**Work to be completed**
Pick every line with "coordinate" from the material below.

##############################

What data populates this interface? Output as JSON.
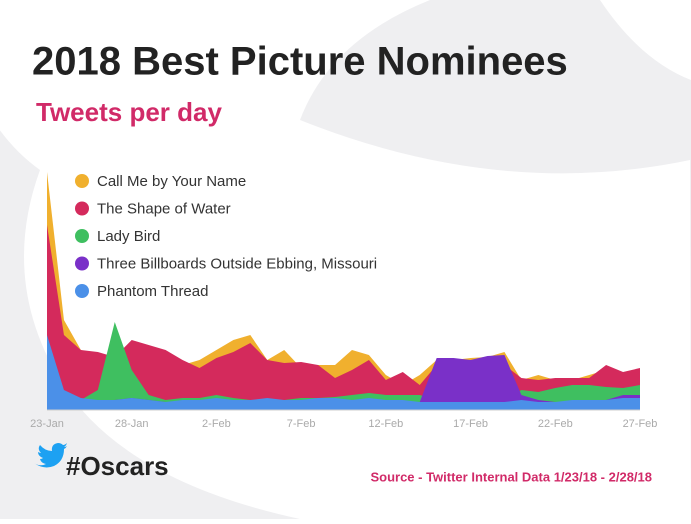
{
  "chart_data": {
    "type": "area",
    "title": "2018 Best Picture Nominees",
    "subtitle": "Tweets per day",
    "categories": [
      "23-Jan",
      null,
      null,
      null,
      null,
      "28-Jan",
      null,
      null,
      null,
      null,
      "2-Feb",
      null,
      null,
      null,
      null,
      "7-Feb",
      null,
      null,
      null,
      null,
      "12-Feb",
      null,
      null,
      null,
      null,
      "17-Feb",
      null,
      null,
      null,
      null,
      "22-Feb",
      null,
      null,
      null,
      null,
      "27-Feb"
    ],
    "series": [
      {
        "name": "Call Me by Your Name",
        "color": "#f0b02e",
        "values": [
          238,
          90,
          60,
          55,
          50,
          65,
          60,
          55,
          45,
          50,
          60,
          70,
          75,
          50,
          60,
          42,
          45,
          45,
          60,
          55,
          35,
          25,
          35,
          50,
          50,
          52,
          53,
          58,
          30,
          35,
          30,
          30,
          35,
          40,
          35,
          40
        ]
      },
      {
        "name": "The Shape of Water",
        "color": "#d42a5c",
        "values": [
          185,
          75,
          60,
          58,
          53,
          70,
          65,
          60,
          50,
          42,
          52,
          58,
          67,
          50,
          47,
          48,
          45,
          32,
          40,
          50,
          30,
          38,
          25,
          45,
          48,
          50,
          48,
          45,
          32,
          30,
          32,
          32,
          32,
          45,
          38,
          42
        ]
      },
      {
        "name": "Lady Bird",
        "color": "#3fbf60",
        "values": [
          15,
          15,
          10,
          20,
          88,
          40,
          15,
          10,
          12,
          12,
          15,
          12,
          10,
          10,
          10,
          12,
          12,
          13,
          15,
          17,
          15,
          15,
          15,
          10,
          10,
          10,
          10,
          10,
          20,
          18,
          22,
          25,
          25,
          23,
          22,
          25
        ]
      },
      {
        "name": "Three Billboards Outside Ebbing, Missouri",
        "color": "#7a30c8",
        "values": [
          15,
          15,
          10,
          10,
          10,
          12,
          10,
          8,
          8,
          8,
          8,
          8,
          8,
          8,
          8,
          8,
          8,
          8,
          8,
          8,
          8,
          8,
          8,
          52,
          52,
          50,
          54,
          55,
          15,
          10,
          8,
          8,
          8,
          10,
          15,
          15
        ]
      },
      {
        "name": "Phantom Thread",
        "color": "#4b90e8",
        "values": [
          75,
          20,
          12,
          10,
          10,
          12,
          10,
          8,
          10,
          10,
          12,
          10,
          10,
          12,
          10,
          10,
          12,
          12,
          10,
          12,
          10,
          10,
          8,
          8,
          8,
          8,
          8,
          8,
          10,
          8,
          8,
          10,
          10,
          10,
          12,
          12
        ]
      }
    ]
  },
  "footer": {
    "hashtag": "#Oscars",
    "source": "Source - Twitter Internal Data 1/23/18 - 2/28/18"
  }
}
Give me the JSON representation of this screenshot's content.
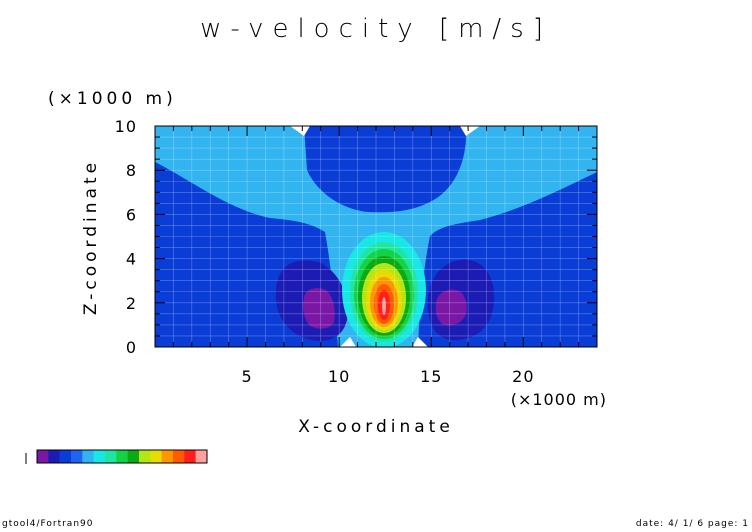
{
  "chart_data": {
    "type": "heatmap",
    "title": "w-velocity [m/s]",
    "xlabel": "X-coordinate",
    "ylabel": "Z-coordinate",
    "x_unit": "(×1000 m)",
    "y_unit": "(×1000 m)",
    "xlim": [
      0,
      24
    ],
    "ylim": [
      0,
      10
    ],
    "xticks": [
      "5",
      "10",
      "15",
      "20"
    ],
    "yticks": [
      "0",
      "2",
      "4",
      "6",
      "8",
      "10"
    ],
    "color_levels": [
      "#7a18a6",
      "#1c1cb4",
      "#0a3cd6",
      "#1e64f0",
      "#32b4f0",
      "#19e6e6",
      "#1ee6a0",
      "#14d246",
      "#0aaa14",
      "#b4e614",
      "#e6dc00",
      "#ff9600",
      "#ff5a00",
      "#ff1e1e",
      "#ffa0a0"
    ]
  },
  "footer": {
    "left": "gtool4/Fortran90",
    "right": "date: 4/ 1/ 6 page: 1"
  }
}
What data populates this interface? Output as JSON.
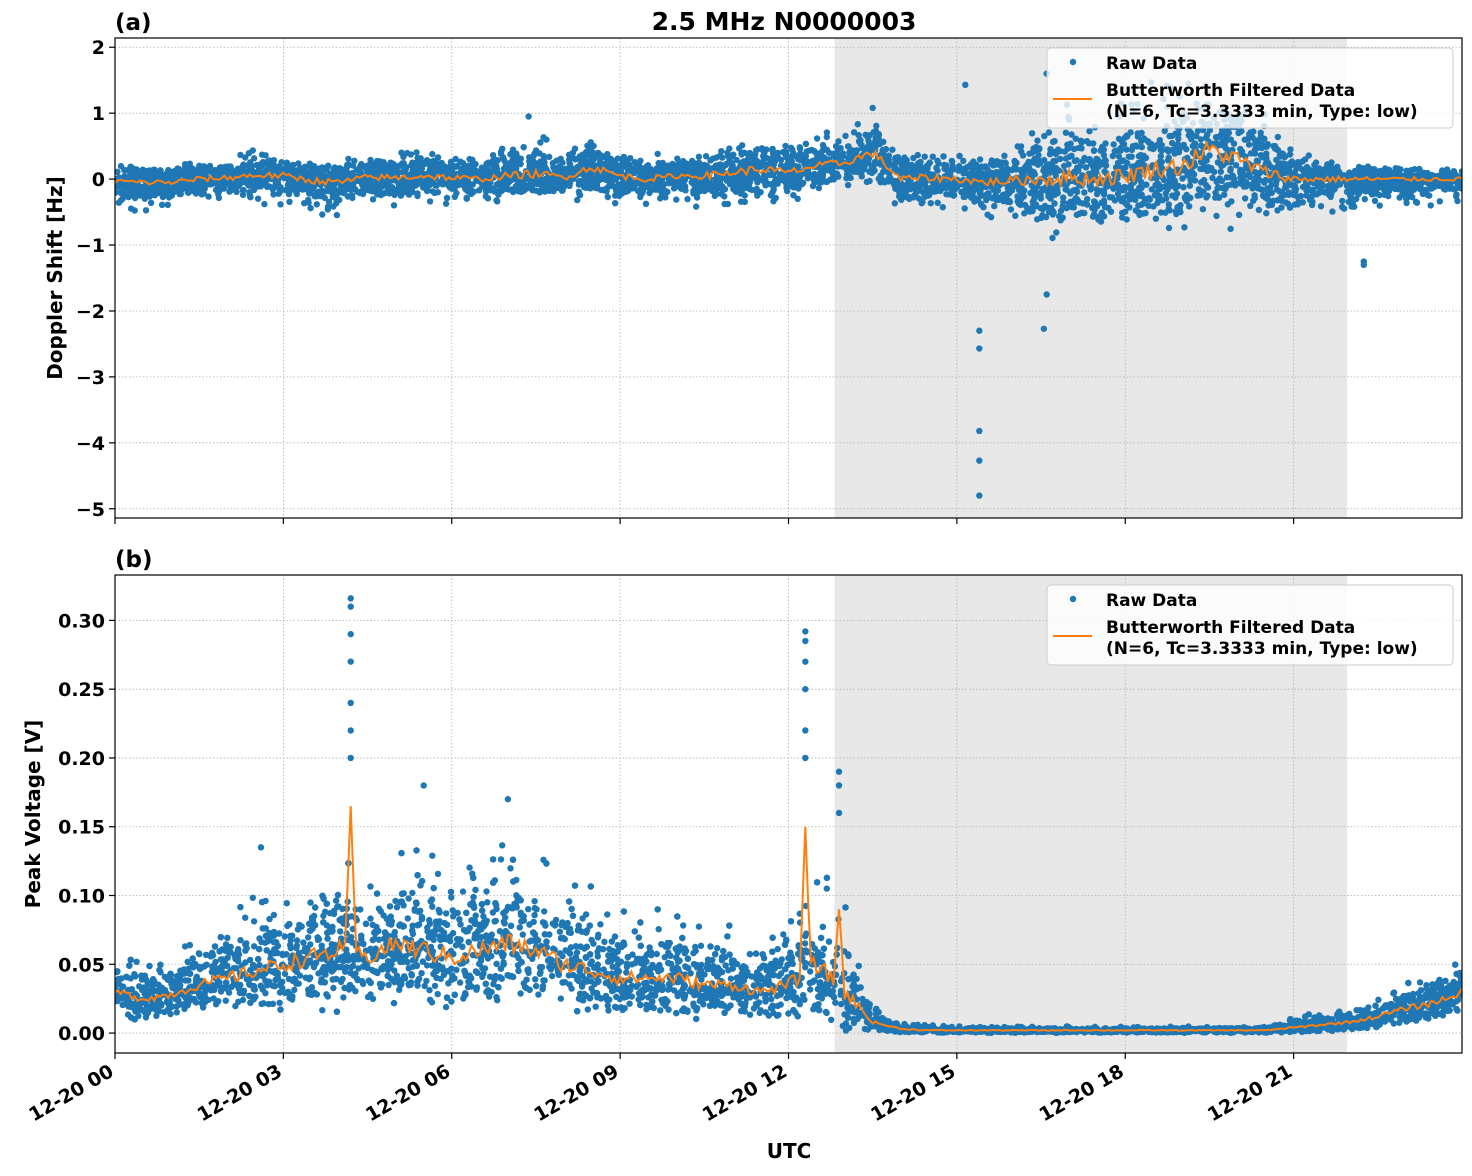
{
  "title": "2.5 MHz N0000003",
  "xlabel": "UTC",
  "x_tick_labels": [
    "12-20 00",
    "12-20 03",
    "12-20 06",
    "12-20 09",
    "12-20 12",
    "12-20 15",
    "12-20 18",
    "12-20 21"
  ],
  "colors": {
    "raw": "#1f77b4",
    "filtered": "#ff7f0e",
    "shade": "#e8e8e8",
    "grid": "#b0b0b0"
  },
  "chart_data": [
    {
      "type": "scatter",
      "panel_label": "(a)",
      "ylabel": "Doppler Shift [Hz]",
      "xunit": "hours UTC on 12-20",
      "xlim": [
        0,
        24
      ],
      "ylim": [
        -5.14,
        2.14
      ],
      "yticks": [
        2,
        1,
        0,
        -1,
        -2,
        -3,
        -4,
        -5
      ],
      "y_tick_labels": [
        "2",
        "1",
        "0",
        "−1",
        "−2",
        "−3",
        "−4",
        "−5"
      ],
      "grid": true,
      "shaded_span": [
        12.82,
        21.95
      ],
      "legend": {
        "placement": "top-right",
        "raw": "Raw Data",
        "filtered_line1": "Butterworth Filtered Data",
        "filtered_line2": "(N=6, Tc=3.3333 min, Type: low)"
      },
      "hours": [
        0,
        0.5,
        1,
        1.5,
        2,
        2.5,
        3,
        3.5,
        4,
        4.5,
        5,
        5.5,
        6,
        6.5,
        7,
        7.5,
        8,
        8.5,
        9,
        9.5,
        10,
        10.5,
        11,
        11.5,
        12,
        12.5,
        13,
        13.5,
        14,
        14.5,
        15,
        15.5,
        16,
        16.5,
        17,
        17.5,
        18,
        18.5,
        19,
        19.5,
        20,
        20.5,
        21,
        21.5,
        22,
        22.5,
        23,
        23.5,
        24
      ],
      "filtered": [
        -0.03,
        -0.05,
        -0.05,
        0.0,
        0.02,
        0.06,
        0.05,
        -0.02,
        -0.05,
        0.03,
        0.02,
        0.05,
        0.02,
        0.0,
        0.05,
        0.08,
        0.03,
        0.18,
        0.05,
        0.0,
        0.05,
        0.05,
        0.1,
        0.15,
        0.1,
        0.2,
        0.25,
        0.4,
        0.0,
        0.02,
        0.0,
        -0.05,
        -0.02,
        0.0,
        0.02,
        0.0,
        0.05,
        0.15,
        0.2,
        0.45,
        0.3,
        0.1,
        0.0,
        0.0,
        0.0,
        0.0,
        0.0,
        0.0,
        0.0
      ],
      "raw_lower": [
        -0.45,
        -0.5,
        -0.45,
        -0.4,
        -0.4,
        -0.4,
        -0.4,
        -0.55,
        -0.55,
        -0.4,
        -0.45,
        -0.4,
        -0.4,
        -0.4,
        -0.4,
        -0.35,
        -0.35,
        -0.35,
        -0.45,
        -0.4,
        -0.35,
        -0.45,
        -0.5,
        -0.5,
        -0.35,
        -0.2,
        -0.1,
        -0.2,
        -0.5,
        -0.5,
        -0.5,
        -0.6,
        -0.6,
        -0.9,
        -0.9,
        -0.8,
        -0.8,
        -0.8,
        -0.85,
        -0.8,
        -0.8,
        -0.6,
        -0.5,
        -0.5,
        -0.5,
        -0.45,
        -0.4,
        -0.4,
        -0.4
      ],
      "raw_upper": [
        0.25,
        0.2,
        0.2,
        0.3,
        0.35,
        0.45,
        0.4,
        0.3,
        0.3,
        0.4,
        0.4,
        0.45,
        0.4,
        0.35,
        0.5,
        0.7,
        0.5,
        0.6,
        0.4,
        0.4,
        0.35,
        0.4,
        0.5,
        0.6,
        0.6,
        0.7,
        0.8,
        0.9,
        0.5,
        0.4,
        0.4,
        0.4,
        0.5,
        1.0,
        1.2,
        1.0,
        1.4,
        1.5,
        1.6,
        1.6,
        1.4,
        1.0,
        0.5,
        0.3,
        0.2,
        0.15,
        0.15,
        0.1,
        0.1
      ],
      "outliers": [
        [
          15.4,
          -2.3
        ],
        [
          15.4,
          -2.57
        ],
        [
          15.4,
          -3.82
        ],
        [
          15.4,
          -4.27
        ],
        [
          15.4,
          -4.8
        ],
        [
          16.55,
          -2.27
        ],
        [
          16.6,
          -1.75
        ],
        [
          15.15,
          1.43
        ],
        [
          22.25,
          -1.25
        ],
        [
          22.25,
          -1.3
        ],
        [
          7.37,
          0.95
        ],
        [
          13.5,
          1.08
        ],
        [
          16.6,
          1.6
        ]
      ]
    },
    {
      "type": "scatter",
      "panel_label": "(b)",
      "ylabel": "Peak Voltage [V]",
      "xunit": "hours UTC on 12-20",
      "xlim": [
        0,
        24
      ],
      "ylim": [
        -0.0145,
        0.333
      ],
      "yticks": [
        0,
        0.05,
        0.1,
        0.15,
        0.2,
        0.25,
        0.3
      ],
      "y_tick_labels": [
        "0.00",
        "0.05",
        "0.10",
        "0.15",
        "0.20",
        "0.25",
        "0.30"
      ],
      "grid": true,
      "shaded_span": [
        12.82,
        21.95
      ],
      "legend": {
        "placement": "top-right",
        "raw": "Raw Data",
        "filtered_line1": "Butterworth Filtered Data",
        "filtered_line2": "(N=6, Tc=3.3333 min, Type: low)"
      },
      "hours": [
        0,
        0.5,
        1,
        1.5,
        2,
        2.5,
        3,
        3.5,
        4,
        4.5,
        5,
        5.5,
        6,
        6.5,
        7,
        7.5,
        8,
        8.5,
        9,
        9.5,
        10,
        10.5,
        11,
        11.5,
        12,
        12.5,
        13,
        13.5,
        14,
        14.5,
        15,
        15.5,
        16,
        16.5,
        17,
        17.5,
        18,
        18.5,
        19,
        19.5,
        20,
        20.5,
        21,
        21.5,
        22,
        22.5,
        23,
        23.5,
        24
      ],
      "filtered": [
        0.03,
        0.025,
        0.028,
        0.035,
        0.04,
        0.045,
        0.05,
        0.055,
        0.06,
        0.055,
        0.065,
        0.06,
        0.055,
        0.06,
        0.065,
        0.06,
        0.05,
        0.045,
        0.04,
        0.04,
        0.04,
        0.035,
        0.035,
        0.03,
        0.035,
        0.05,
        0.03,
        0.008,
        0.003,
        0.002,
        0.002,
        0.002,
        0.002,
        0.002,
        0.002,
        0.002,
        0.002,
        0.002,
        0.002,
        0.002,
        0.002,
        0.002,
        0.004,
        0.006,
        0.008,
        0.012,
        0.018,
        0.022,
        0.03
      ],
      "filtered_spikes": [
        [
          4.2,
          0.165
        ],
        [
          12.3,
          0.15
        ],
        [
          12.9,
          0.09
        ]
      ],
      "raw_lower": [
        0.008,
        0.01,
        0.01,
        0.012,
        0.012,
        0.014,
        0.015,
        0.015,
        0.015,
        0.015,
        0.015,
        0.015,
        0.015,
        0.015,
        0.015,
        0.015,
        0.015,
        0.012,
        0.012,
        0.01,
        0.01,
        0.01,
        0.01,
        0.01,
        0.012,
        0.012,
        0.01,
        0.002,
        0.0,
        0.0,
        0.0,
        0.0,
        0.0,
        0.0,
        0.0,
        0.0,
        0.0,
        0.0,
        0.0,
        0.0,
        0.0,
        0.0,
        0.0,
        0.001,
        0.002,
        0.004,
        0.006,
        0.008,
        0.01
      ],
      "raw_upper": [
        0.06,
        0.055,
        0.06,
        0.07,
        0.09,
        0.1,
        0.11,
        0.12,
        0.13,
        0.12,
        0.13,
        0.14,
        0.13,
        0.13,
        0.14,
        0.13,
        0.12,
        0.11,
        0.1,
        0.09,
        0.09,
        0.08,
        0.08,
        0.07,
        0.09,
        0.12,
        0.11,
        0.02,
        0.008,
        0.006,
        0.005,
        0.005,
        0.005,
        0.005,
        0.005,
        0.005,
        0.005,
        0.005,
        0.005,
        0.005,
        0.005,
        0.005,
        0.012,
        0.016,
        0.02,
        0.03,
        0.04,
        0.05,
        0.06
      ],
      "outliers": [
        [
          4.2,
          0.316
        ],
        [
          4.2,
          0.31
        ],
        [
          4.2,
          0.29
        ],
        [
          4.2,
          0.27
        ],
        [
          4.2,
          0.24
        ],
        [
          4.2,
          0.22
        ],
        [
          4.2,
          0.2
        ],
        [
          12.3,
          0.292
        ],
        [
          12.3,
          0.285
        ],
        [
          12.3,
          0.27
        ],
        [
          12.3,
          0.25
        ],
        [
          12.3,
          0.22
        ],
        [
          12.3,
          0.2
        ],
        [
          12.9,
          0.19
        ],
        [
          12.9,
          0.18
        ],
        [
          12.9,
          0.16
        ],
        [
          5.5,
          0.18
        ],
        [
          2.6,
          0.135
        ],
        [
          7.0,
          0.17
        ]
      ]
    }
  ]
}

##############################

**Answer to the task**
    "xlabel": "X-coordinate",
    "ylabel": "Z-coordinate",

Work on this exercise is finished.